● **EXERCISE DETAILS**
Each entry below is to be printed verbatim.

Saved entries
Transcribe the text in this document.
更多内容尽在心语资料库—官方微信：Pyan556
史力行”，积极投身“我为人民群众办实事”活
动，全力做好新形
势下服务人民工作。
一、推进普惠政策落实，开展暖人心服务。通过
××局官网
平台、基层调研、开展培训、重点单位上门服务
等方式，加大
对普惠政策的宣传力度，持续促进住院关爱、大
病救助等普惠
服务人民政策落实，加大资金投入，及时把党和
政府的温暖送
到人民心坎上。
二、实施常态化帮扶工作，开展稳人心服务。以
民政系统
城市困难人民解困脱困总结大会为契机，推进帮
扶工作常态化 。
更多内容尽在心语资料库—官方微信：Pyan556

● **CORRECT OUTPUT**
Transcribe the text in this document.
更多内容尽在心语资料库—官方微信：Pyan556
史力行”，积极投身“我为人民群众办实事”活
动，全力做好新形
势下服务人民工作。
一、推进普惠政策落实，开展暖人心服务。通过
××局官网
平台、基层调研、开展培训、重点单位上门服务
等方式，加大
对普惠政策的宣传力度，持续促进住院关爱、大
病救助等普惠
服务人民政策落实，加大资金投入，及时把党和
政府的温暖送
到人民心坎上。
二、实施常态化帮扶工作，开展稳人心服务。以
民政系统
城市困难人民解困脱困总结大会为契机，推进帮
扶工作常态化 。
更多内容尽在心语资料库—官方微信：Pyan556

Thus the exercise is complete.